## Start SUPPLIED MATERIAL
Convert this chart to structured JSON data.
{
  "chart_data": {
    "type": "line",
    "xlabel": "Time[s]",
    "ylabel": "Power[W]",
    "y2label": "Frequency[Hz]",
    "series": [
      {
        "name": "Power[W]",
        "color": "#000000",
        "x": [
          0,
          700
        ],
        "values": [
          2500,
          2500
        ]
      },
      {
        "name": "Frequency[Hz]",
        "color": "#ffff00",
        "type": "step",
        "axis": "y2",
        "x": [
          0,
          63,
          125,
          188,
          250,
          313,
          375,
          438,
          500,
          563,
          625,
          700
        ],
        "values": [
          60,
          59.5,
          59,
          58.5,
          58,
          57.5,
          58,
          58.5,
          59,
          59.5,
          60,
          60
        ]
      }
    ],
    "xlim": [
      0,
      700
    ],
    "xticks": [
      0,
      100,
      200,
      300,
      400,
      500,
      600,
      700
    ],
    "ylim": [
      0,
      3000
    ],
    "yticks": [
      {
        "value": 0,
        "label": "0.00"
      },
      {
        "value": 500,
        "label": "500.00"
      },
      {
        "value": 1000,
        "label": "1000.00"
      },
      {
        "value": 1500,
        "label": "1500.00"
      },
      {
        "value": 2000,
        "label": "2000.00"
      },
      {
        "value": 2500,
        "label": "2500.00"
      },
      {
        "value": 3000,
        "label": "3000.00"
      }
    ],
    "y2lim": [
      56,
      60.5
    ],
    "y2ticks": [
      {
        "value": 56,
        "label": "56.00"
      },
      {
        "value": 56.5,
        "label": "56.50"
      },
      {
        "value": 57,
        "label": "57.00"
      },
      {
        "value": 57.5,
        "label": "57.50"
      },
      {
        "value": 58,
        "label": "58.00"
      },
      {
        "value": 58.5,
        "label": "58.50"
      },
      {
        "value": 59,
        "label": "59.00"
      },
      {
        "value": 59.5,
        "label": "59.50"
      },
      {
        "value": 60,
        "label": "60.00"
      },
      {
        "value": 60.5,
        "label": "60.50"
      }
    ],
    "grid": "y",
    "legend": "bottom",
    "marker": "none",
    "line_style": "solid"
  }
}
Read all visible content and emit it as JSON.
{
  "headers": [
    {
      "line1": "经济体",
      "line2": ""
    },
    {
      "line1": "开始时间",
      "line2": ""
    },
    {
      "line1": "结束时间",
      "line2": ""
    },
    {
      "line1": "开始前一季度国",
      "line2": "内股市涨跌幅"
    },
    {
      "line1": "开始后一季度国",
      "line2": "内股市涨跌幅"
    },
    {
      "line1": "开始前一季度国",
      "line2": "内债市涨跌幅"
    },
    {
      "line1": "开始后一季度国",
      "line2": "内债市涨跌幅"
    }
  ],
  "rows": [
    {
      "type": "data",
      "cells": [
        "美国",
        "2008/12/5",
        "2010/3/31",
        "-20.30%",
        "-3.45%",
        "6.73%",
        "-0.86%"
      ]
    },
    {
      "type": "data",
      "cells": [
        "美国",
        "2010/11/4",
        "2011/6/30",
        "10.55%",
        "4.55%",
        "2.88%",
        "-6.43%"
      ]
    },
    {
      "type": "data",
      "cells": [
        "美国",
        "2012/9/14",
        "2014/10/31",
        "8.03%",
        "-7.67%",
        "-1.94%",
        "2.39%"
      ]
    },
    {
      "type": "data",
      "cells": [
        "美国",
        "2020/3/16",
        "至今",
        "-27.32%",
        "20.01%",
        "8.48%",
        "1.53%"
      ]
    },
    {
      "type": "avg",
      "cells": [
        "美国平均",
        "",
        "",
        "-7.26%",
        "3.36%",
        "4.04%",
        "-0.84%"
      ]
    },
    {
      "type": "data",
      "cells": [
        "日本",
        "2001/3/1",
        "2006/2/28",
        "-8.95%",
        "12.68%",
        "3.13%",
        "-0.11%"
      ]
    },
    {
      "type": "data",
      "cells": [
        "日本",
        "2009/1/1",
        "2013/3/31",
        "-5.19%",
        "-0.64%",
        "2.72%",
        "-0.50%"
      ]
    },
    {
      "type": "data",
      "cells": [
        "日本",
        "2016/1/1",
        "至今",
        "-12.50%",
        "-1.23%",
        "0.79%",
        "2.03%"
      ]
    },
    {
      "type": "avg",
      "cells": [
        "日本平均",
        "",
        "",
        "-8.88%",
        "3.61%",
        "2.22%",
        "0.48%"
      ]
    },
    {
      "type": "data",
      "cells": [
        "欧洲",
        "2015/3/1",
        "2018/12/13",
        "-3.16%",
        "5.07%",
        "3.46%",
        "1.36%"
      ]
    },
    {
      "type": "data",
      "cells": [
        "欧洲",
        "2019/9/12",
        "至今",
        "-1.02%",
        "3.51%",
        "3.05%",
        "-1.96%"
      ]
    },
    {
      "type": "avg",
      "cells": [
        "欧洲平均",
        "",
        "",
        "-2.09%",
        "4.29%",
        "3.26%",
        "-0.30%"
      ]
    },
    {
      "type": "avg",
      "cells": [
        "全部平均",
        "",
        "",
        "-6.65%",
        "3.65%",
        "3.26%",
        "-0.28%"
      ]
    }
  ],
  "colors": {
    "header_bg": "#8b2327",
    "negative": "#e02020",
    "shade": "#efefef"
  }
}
## End SUPPLIED MATERIAL
DIRECTIONS FOR THIS TASK: Return the whole listing exactly, with every line included.

SOLUTION:
Convert this chart to structured JSON data.
{
  "chart_data": {
    "type": "line",
    "xlabel": "Time[s]",
    "ylabel": "Power[W]",
    "y2label": "Frequency[Hz]",
    "series": [
      {
        "name": "Power[W]",
        "color": "#000000",
        "x": [
          0,
          700
        ],
        "values": [
          2500,
          2500
        ]
      },
      {
        "name": "Frequency[Hz]",
        "color": "#ffff00",
        "type": "step",
        "axis": "y2",
        "x": [
          0,
          63,
          125,
          188,
          250,
          313,
          375,
          438,
          500,
          563,
          625,
          700
        ],
        "values": [
          60,
          59.5,
          59,
          58.5,
          58,
          57.5,
          58,
          58.5,
          59,
          59.5,
          60,
          60
        ]
      }
    ],
    "xlim": [
      0,
      700
    ],
    "xticks": [
      0,
      100,
      200,
      300,
      400,
      500,
      600,
      700
    ],
    "ylim": [
      0,
      3000
    ],
    "yticks": [
      {
        "value": 0,
        "label": "0.00"
      },
      {
        "value": 500,
        "label": "500.00"
      },
      {
        "value": 1000,
        "label": "1000.00"
      },
      {
        "value": 1500,
        "label": "1500.00"
      },
      {
        "value": 2000,
        "label": "2000.00"
      },
      {
        "value": 2500,
        "label": "2500.00"
      },
      {
        "value": 3000,
        "label": "3000.00"
      }
    ],
    "y2lim": [
      56,
      60.5
    ],
    "y2ticks": [
      {
        "value": 56,
        "label": "56.00"
      },
      {
        "value": 56.5,
        "label": "56.50"
      },
      {
        "value": 57,
        "label": "57.00"
      },
      {
        "value": 57.5,
        "label": "57.50"
      },
      {
        "value": 58,
        "label": "58.00"
      },
      {
        "value": 58.5,
        "label": "58.50"
      },
      {
        "value": 59,
        "label": "59.00"
      },
      {
        "value": 59.5,
        "label": "59.50"
      },
      {
        "value": 60,
        "label": "60.00"
      },
      {
        "value": 60.5,
        "label": "60.50"
      }
    ],
    "grid": "y",
    "legend": "bottom",
    "marker": "none",
    "line_style": "solid"
  }
}
Read all visible content and emit it as JSON.
{
  "headers": [
    {
      "line1": "经济体",
      "line2": ""
    },
    {
      "line1": "开始时间",
      "line2": ""
    },
    {
      "line1": "结束时间",
      "line2": ""
    },
    {
      "line1": "开始前一季度国",
      "line2": "内股市涨跌幅"
    },
    {
      "line1": "开始后一季度国",
      "line2": "内股市涨跌幅"
    },
    {
      "line1": "开始前一季度国",
      "line2": "内债市涨跌幅"
    },
    {
      "line1": "开始后一季度国",
      "line2": "内债市涨跌幅"
    }
  ],
  "rows": [
    {
      "type": "data",
      "cells": [
        "美国",
        "2008/12/5",
        "2010/3/31",
        "-20.30%",
        "-3.45%",
        "6.73%",
        "-0.86%"
      ]
    },
    {
      "type": "data",
      "cells": [
        "美国",
        "2010/11/4",
        "2011/6/30",
        "10.55%",
        "4.55%",
        "2.88%",
        "-6.43%"
      ]
    },
    {
      "type": "data",
      "cells": [
        "美国",
        "2012/9/14",
        "2014/10/31",
        "8.03%",
        "-7.67%",
        "-1.94%",
        "2.39%"
      ]
    },
    {
      "type": "data",
      "cells": [
        "美国",
        "2020/3/16",
        "至今",
        "-27.32%",
        "20.01%",
        "8.48%",
        "1.53%"
      ]
    },
    {
      "type": "avg",
      "cells": [
        "美国平均",
        "",
        "",
        "-7.26%",
        "3.36%",
        "4.04%",
        "-0.84%"
      ]
    },
    {
      "type": "data",
      "cells": [
        "日本",
        "2001/3/1",
        "2006/2/28",
        "-8.95%",
        "12.68%",
        "3.13%",
        "-0.11%"
      ]
    },
    {
      "type": "data",
      "cells": [
        "日本",
        "2009/1/1",
        "2013/3/31",
        "-5.19%",
        "-0.64%",
        "2.72%",
        "-0.50%"
      ]
    },
    {
      "type": "data",
      "cells": [
        "日本",
        "2016/1/1",
        "至今",
        "-12.50%",
        "-1.23%",
        "0.79%",
        "2.03%"
      ]
    },
    {
      "type": "avg",
      "cells": [
        "日本平均",
        "",
        "",
        "-8.88%",
        "3.61%",
        "2.22%",
        "0.48%"
      ]
    },
    {
      "type": "data",
      "cells": [
        "欧洲",
        "2015/3/1",
        "2018/12/13",
        "-3.16%",
        "5.07%",
        "3.46%",
        "1.36%"
      ]
    },
    {
      "type": "data",
      "cells": [
        "欧洲",
        "2019/9/12",
        "至今",
        "-1.02%",
        "3.51%",
        "3.05%",
        "-1.96%"
      ]
    },
    {
      "type": "avg",
      "cells": [
        "欧洲平均",
        "",
        "",
        "-2.09%",
        "4.29%",
        "3.26%",
        "-0.30%"
      ]
    },
    {
      "type": "avg",
      "cells": [
        "全部平均",
        "",
        "",
        "-6.65%",
        "3.65%",
        "3.26%",
        "-0.28%"
      ]
    }
  ],
  "colors": {
    "header_bg": "#8b2327",
    "negative": "#e02020",
    "shade": "#efefef"
  }
}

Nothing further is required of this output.